--- start Material for this task ---

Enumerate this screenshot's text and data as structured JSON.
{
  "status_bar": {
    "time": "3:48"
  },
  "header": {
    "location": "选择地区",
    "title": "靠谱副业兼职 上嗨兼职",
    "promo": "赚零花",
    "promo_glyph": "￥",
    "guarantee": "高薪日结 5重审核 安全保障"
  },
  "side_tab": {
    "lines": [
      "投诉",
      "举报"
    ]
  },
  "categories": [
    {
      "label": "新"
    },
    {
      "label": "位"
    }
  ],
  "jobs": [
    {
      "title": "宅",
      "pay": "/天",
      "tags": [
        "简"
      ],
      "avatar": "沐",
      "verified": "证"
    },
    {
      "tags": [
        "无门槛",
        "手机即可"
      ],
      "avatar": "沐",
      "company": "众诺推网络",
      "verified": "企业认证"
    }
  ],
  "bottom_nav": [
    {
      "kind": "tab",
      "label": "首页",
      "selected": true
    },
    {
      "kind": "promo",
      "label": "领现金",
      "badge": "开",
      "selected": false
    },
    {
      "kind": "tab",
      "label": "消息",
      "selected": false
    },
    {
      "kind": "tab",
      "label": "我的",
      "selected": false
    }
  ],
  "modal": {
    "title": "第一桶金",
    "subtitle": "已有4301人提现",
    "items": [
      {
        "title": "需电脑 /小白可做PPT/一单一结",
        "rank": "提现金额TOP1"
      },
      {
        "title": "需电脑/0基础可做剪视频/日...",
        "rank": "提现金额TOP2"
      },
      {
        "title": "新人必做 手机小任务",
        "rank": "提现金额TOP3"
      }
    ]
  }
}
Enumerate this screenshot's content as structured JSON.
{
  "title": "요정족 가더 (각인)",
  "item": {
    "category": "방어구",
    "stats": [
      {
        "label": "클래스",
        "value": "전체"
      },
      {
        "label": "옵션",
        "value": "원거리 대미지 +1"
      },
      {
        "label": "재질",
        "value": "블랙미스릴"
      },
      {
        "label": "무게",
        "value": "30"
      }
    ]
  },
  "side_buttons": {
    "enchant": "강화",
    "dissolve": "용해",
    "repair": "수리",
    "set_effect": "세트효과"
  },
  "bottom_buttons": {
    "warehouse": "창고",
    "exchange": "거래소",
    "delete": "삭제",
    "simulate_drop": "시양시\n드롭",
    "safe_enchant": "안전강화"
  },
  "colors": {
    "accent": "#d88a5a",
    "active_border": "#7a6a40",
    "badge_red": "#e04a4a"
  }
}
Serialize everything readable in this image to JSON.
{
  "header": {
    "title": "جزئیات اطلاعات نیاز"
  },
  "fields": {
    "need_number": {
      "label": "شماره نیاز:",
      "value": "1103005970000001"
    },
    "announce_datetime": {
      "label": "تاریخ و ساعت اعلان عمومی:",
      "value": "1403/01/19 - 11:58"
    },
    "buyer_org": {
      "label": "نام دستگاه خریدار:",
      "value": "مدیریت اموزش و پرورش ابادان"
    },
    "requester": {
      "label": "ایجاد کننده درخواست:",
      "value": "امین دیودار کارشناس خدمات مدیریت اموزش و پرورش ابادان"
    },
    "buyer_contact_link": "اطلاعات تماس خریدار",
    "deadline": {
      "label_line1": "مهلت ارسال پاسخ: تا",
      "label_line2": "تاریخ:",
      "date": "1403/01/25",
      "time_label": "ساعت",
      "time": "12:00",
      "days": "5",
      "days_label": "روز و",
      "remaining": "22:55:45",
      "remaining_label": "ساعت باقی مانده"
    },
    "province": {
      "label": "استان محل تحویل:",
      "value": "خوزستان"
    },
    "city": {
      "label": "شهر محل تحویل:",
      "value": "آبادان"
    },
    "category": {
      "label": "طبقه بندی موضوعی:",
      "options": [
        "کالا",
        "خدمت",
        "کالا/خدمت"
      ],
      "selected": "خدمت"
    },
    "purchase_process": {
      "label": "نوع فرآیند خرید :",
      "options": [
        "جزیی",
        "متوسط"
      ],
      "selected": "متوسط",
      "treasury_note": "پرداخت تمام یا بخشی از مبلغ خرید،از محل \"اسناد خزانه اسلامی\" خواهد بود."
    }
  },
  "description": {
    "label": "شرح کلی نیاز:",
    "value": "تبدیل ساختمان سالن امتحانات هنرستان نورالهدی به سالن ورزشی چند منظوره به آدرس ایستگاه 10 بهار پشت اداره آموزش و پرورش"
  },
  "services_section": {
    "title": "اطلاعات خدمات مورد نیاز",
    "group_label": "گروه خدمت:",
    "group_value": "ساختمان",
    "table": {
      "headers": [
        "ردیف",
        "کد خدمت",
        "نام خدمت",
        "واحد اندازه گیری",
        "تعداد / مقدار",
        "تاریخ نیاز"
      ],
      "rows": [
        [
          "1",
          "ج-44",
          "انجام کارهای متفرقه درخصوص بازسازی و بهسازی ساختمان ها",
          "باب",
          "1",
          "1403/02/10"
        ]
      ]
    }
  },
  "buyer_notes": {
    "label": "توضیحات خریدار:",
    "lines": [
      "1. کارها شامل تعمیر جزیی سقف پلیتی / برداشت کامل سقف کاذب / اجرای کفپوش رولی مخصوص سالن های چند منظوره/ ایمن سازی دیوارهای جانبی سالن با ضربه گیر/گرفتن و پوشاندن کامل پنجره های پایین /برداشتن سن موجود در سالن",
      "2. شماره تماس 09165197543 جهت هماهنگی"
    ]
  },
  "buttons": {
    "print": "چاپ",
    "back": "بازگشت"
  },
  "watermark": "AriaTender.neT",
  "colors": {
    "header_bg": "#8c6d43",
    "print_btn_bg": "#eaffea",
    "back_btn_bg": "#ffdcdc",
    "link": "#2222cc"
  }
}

--- end Material for this task ---

Set problem: Select every line in the material above where the string "شماره" occurs, and copy it.

Final result:
      "label": "شماره نیاز:",
      "2. شماره تماس 09165197543 جهت هماهنگی"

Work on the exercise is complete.